Data supplied>
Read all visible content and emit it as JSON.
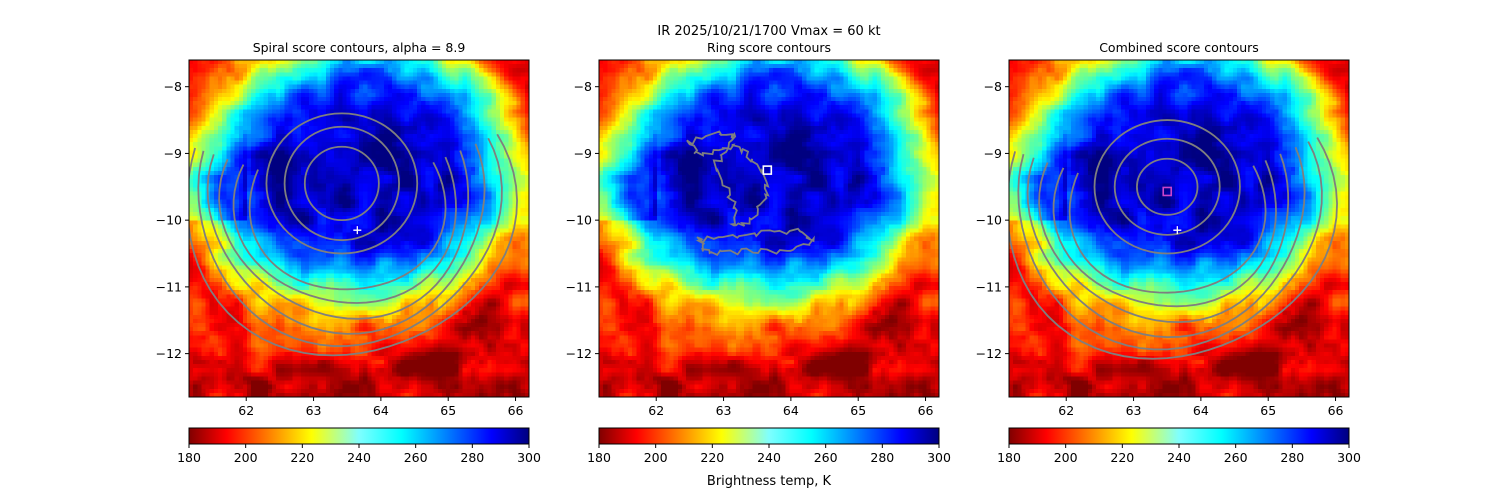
{
  "figure": {
    "suptitle_line1": "IR  2025/10/21/1700    Vmax = 60 kt",
    "colorbar_label": "Brightness temp, K"
  },
  "chart_data": [
    {
      "type": "heatmap",
      "title": "Spiral score contours, alpha =  8.9",
      "xlim": [
        61.15,
        66.2
      ],
      "ylim": [
        -12.65,
        -7.6
      ],
      "xticks": [
        62,
        63,
        64,
        65,
        66
      ],
      "yticks": [
        -8,
        -9,
        -10,
        -11,
        -12
      ],
      "colormap": "jet",
      "center_marker": {
        "symbol": "+",
        "x": 63.65,
        "y": -10.15,
        "color": "#ffffff"
      },
      "contours": [
        {
          "type": "ellipse",
          "cx": 63.42,
          "cy": -9.45,
          "rx": 0.55,
          "ry": 0.55
        },
        {
          "type": "ellipse",
          "cx": 63.42,
          "cy": -9.45,
          "rx": 0.85,
          "ry": 0.85
        },
        {
          "type": "ellipse",
          "cx": 63.42,
          "cy": -9.45,
          "rx": 1.12,
          "ry": 1.05
        },
        {
          "type": "arc",
          "cx": 63.5,
          "cy": -9.7,
          "r": 1.45
        },
        {
          "type": "arc",
          "cx": 63.5,
          "cy": -9.7,
          "r": 1.65
        },
        {
          "type": "arc",
          "cx": 63.5,
          "cy": -9.7,
          "r": 1.85
        },
        {
          "type": "arc",
          "cx": 63.5,
          "cy": -9.7,
          "r": 2.05
        },
        {
          "type": "arc",
          "cx": 63.5,
          "cy": -9.7,
          "r": 2.25
        },
        {
          "type": "arc",
          "cx": 63.5,
          "cy": -9.7,
          "r": 2.45
        }
      ]
    },
    {
      "type": "heatmap",
      "title": "Ring score contours",
      "xlim": [
        61.15,
        66.2
      ],
      "ylim": [
        -12.65,
        -7.6
      ],
      "xticks": [
        62,
        63,
        64,
        65,
        66
      ],
      "yticks": [
        -8,
        -9,
        -10,
        -11,
        -12
      ],
      "colormap": "jet",
      "center_marker": {
        "symbol": "square",
        "x": 63.65,
        "y": -9.25,
        "color": "#ffffff"
      },
      "contours": [
        {
          "type": "blob",
          "points": [
            [
              62.9,
              -9.15
            ],
            [
              63.05,
              -9.55
            ],
            [
              63.2,
              -9.85
            ],
            [
              63.15,
              -10.1
            ],
            [
              63.4,
              -10.0
            ],
            [
              63.6,
              -9.75
            ],
            [
              63.65,
              -9.45
            ],
            [
              63.45,
              -9.15
            ],
            [
              63.3,
              -8.95
            ],
            [
              63.1,
              -8.9
            ]
          ]
        },
        {
          "type": "blob",
          "points": [
            [
              62.65,
              -10.3
            ],
            [
              63.1,
              -10.25
            ],
            [
              63.6,
              -10.2
            ],
            [
              64.1,
              -10.15
            ],
            [
              64.35,
              -10.3
            ],
            [
              64.0,
              -10.5
            ],
            [
              63.5,
              -10.45
            ],
            [
              63.0,
              -10.5
            ],
            [
              62.7,
              -10.45
            ]
          ]
        },
        {
          "type": "blob",
          "points": [
            [
              62.5,
              -8.85
            ],
            [
              62.9,
              -8.7
            ],
            [
              63.2,
              -8.75
            ],
            [
              63.0,
              -8.95
            ],
            [
              62.6,
              -9.0
            ]
          ]
        }
      ]
    },
    {
      "type": "heatmap",
      "title": "Combined score contours",
      "xlim": [
        61.15,
        66.2
      ],
      "ylim": [
        -12.65,
        -7.6
      ],
      "xticks": [
        62,
        63,
        64,
        65,
        66
      ],
      "yticks": [
        -8,
        -9,
        -10,
        -11,
        -12
      ],
      "colormap": "jet",
      "center_marker": {
        "symbol": "+",
        "x": 63.65,
        "y": -10.15,
        "color": "#ffffff"
      },
      "best_marker": {
        "symbol": "square",
        "x": 63.5,
        "y": -9.57,
        "color": "#cc44cc"
      },
      "contours": [
        {
          "type": "ellipse",
          "cx": 63.5,
          "cy": -9.5,
          "rx": 0.45,
          "ry": 0.42
        },
        {
          "type": "ellipse",
          "cx": 63.5,
          "cy": -9.5,
          "rx": 0.78,
          "ry": 0.72
        },
        {
          "type": "ellipse",
          "cx": 63.5,
          "cy": -9.5,
          "rx": 1.08,
          "ry": 1.0
        },
        {
          "type": "arc",
          "cx": 63.5,
          "cy": -9.75,
          "r": 1.45
        },
        {
          "type": "arc",
          "cx": 63.5,
          "cy": -9.75,
          "r": 1.65
        },
        {
          "type": "arc",
          "cx": 63.5,
          "cy": -9.75,
          "r": 1.85
        },
        {
          "type": "arc",
          "cx": 63.5,
          "cy": -9.75,
          "r": 2.05
        },
        {
          "type": "arc",
          "cx": 63.5,
          "cy": -9.75,
          "r": 2.25
        },
        {
          "type": "arc",
          "cx": 63.5,
          "cy": -9.75,
          "r": 2.45
        }
      ]
    }
  ],
  "colorbar": {
    "min": 180,
    "max": 300,
    "ticks": [
      180,
      200,
      220,
      240,
      260,
      280,
      300
    ],
    "colormap": "jet"
  },
  "field": {
    "center_x": 63.5,
    "center_y": -9.5,
    "cold_core_K": 185,
    "warm_env_K": 285
  },
  "colors": {
    "contour": "#7f7f7f",
    "marker": "#ffffff"
  }
}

Task to complete>
Reproduce all of the material exactly, apart from the pictures.

The completed task>
Read all visible content and emit it as JSON.
{
  "figure": {
    "suptitle_line1": "IR  2025/10/21/1700    Vmax = 60 kt",
    "colorbar_label": "Brightness temp, K"
  },
  "chart_data": [
    {
      "type": "heatmap",
      "title": "Spiral score contours, alpha =  8.9",
      "xlim": [
        61.15,
        66.2
      ],
      "ylim": [
        -12.65,
        -7.6
      ],
      "xticks": [
        62,
        63,
        64,
        65,
        66
      ],
      "yticks": [
        -8,
        -9,
        -10,
        -11,
        -12
      ],
      "colormap": "jet",
      "center_marker": {
        "symbol": "+",
        "x": 63.65,
        "y": -10.15,
        "color": "#ffffff"
      },
      "contours": [
        {
          "type": "ellipse",
          "cx": 63.42,
          "cy": -9.45,
          "rx": 0.55,
          "ry": 0.55
        },
        {
          "type": "ellipse",
          "cx": 63.42,
          "cy": -9.45,
          "rx": 0.85,
          "ry": 0.85
        },
        {
          "type": "ellipse",
          "cx": 63.42,
          "cy": -9.45,
          "rx": 1.12,
          "ry": 1.05
        },
        {
          "type": "arc",
          "cx": 63.5,
          "cy": -9.7,
          "r": 1.45
        },
        {
          "type": "arc",
          "cx": 63.5,
          "cy": -9.7,
          "r": 1.65
        },
        {
          "type": "arc",
          "cx": 63.5,
          "cy": -9.7,
          "r": 1.85
        },
        {
          "type": "arc",
          "cx": 63.5,
          "cy": -9.7,
          "r": 2.05
        },
        {
          "type": "arc",
          "cx": 63.5,
          "cy": -9.7,
          "r": 2.25
        },
        {
          "type": "arc",
          "cx": 63.5,
          "cy": -9.7,
          "r": 2.45
        }
      ]
    },
    {
      "type": "heatmap",
      "title": "Ring score contours",
      "xlim": [
        61.15,
        66.2
      ],
      "ylim": [
        -12.65,
        -7.6
      ],
      "xticks": [
        62,
        63,
        64,
        65,
        66
      ],
      "yticks": [
        -8,
        -9,
        -10,
        -11,
        -12
      ],
      "colormap": "jet",
      "center_marker": {
        "symbol": "square",
        "x": 63.65,
        "y": -9.25,
        "color": "#ffffff"
      },
      "contours": [
        {
          "type": "blob",
          "points": [
            [
              62.9,
              -9.15
            ],
            [
              63.05,
              -9.55
            ],
            [
              63.2,
              -9.85
            ],
            [
              63.15,
              -10.1
            ],
            [
              63.4,
              -10.0
            ],
            [
              63.6,
              -9.75
            ],
            [
              63.65,
              -9.45
            ],
            [
              63.45,
              -9.15
            ],
            [
              63.3,
              -8.95
            ],
            [
              63.1,
              -8.9
            ]
          ]
        },
        {
          "type": "blob",
          "points": [
            [
              62.65,
              -10.3
            ],
            [
              63.1,
              -10.25
            ],
            [
              63.6,
              -10.2
            ],
            [
              64.1,
              -10.15
            ],
            [
              64.35,
              -10.3
            ],
            [
              64.0,
              -10.5
            ],
            [
              63.5,
              -10.45
            ],
            [
              63.0,
              -10.5
            ],
            [
              62.7,
              -10.45
            ]
          ]
        },
        {
          "type": "blob",
          "points": [
            [
              62.5,
              -8.85
            ],
            [
              62.9,
              -8.7
            ],
            [
              63.2,
              -8.75
            ],
            [
              63.0,
              -8.95
            ],
            [
              62.6,
              -9.0
            ]
          ]
        }
      ]
    },
    {
      "type": "heatmap",
      "title": "Combined score contours",
      "xlim": [
        61.15,
        66.2
      ],
      "ylim": [
        -12.65,
        -7.6
      ],
      "xticks": [
        62,
        63,
        64,
        65,
        66
      ],
      "yticks": [
        -8,
        -9,
        -10,
        -11,
        -12
      ],
      "colormap": "jet",
      "center_marker": {
        "symbol": "+",
        "x": 63.65,
        "y": -10.15,
        "color": "#ffffff"
      },
      "best_marker": {
        "symbol": "square",
        "x": 63.5,
        "y": -9.57,
        "color": "#cc44cc"
      },
      "contours": [
        {
          "type": "ellipse",
          "cx": 63.5,
          "cy": -9.5,
          "rx": 0.45,
          "ry": 0.42
        },
        {
          "type": "ellipse",
          "cx": 63.5,
          "cy": -9.5,
          "rx": 0.78,
          "ry": 0.72
        },
        {
          "type": "ellipse",
          "cx": 63.5,
          "cy": -9.5,
          "rx": 1.08,
          "ry": 1.0
        },
        {
          "type": "arc",
          "cx": 63.5,
          "cy": -9.75,
          "r": 1.45
        },
        {
          "type": "arc",
          "cx": 63.5,
          "cy": -9.75,
          "r": 1.65
        },
        {
          "type": "arc",
          "cx": 63.5,
          "cy": -9.75,
          "r": 1.85
        },
        {
          "type": "arc",
          "cx": 63.5,
          "cy": -9.75,
          "r": 2.05
        },
        {
          "type": "arc",
          "cx": 63.5,
          "cy": -9.75,
          "r": 2.25
        },
        {
          "type": "arc",
          "cx": 63.5,
          "cy": -9.75,
          "r": 2.45
        }
      ]
    }
  ],
  "colorbar": {
    "min": 180,
    "max": 300,
    "ticks": [
      180,
      200,
      220,
      240,
      260,
      280,
      300
    ],
    "colormap": "jet"
  },
  "field": {
    "center_x": 63.5,
    "center_y": -9.5,
    "cold_core_K": 185,
    "warm_env_K": 285
  },
  "colors": {
    "contour": "#7f7f7f",
    "marker": "#ffffff"
  }
}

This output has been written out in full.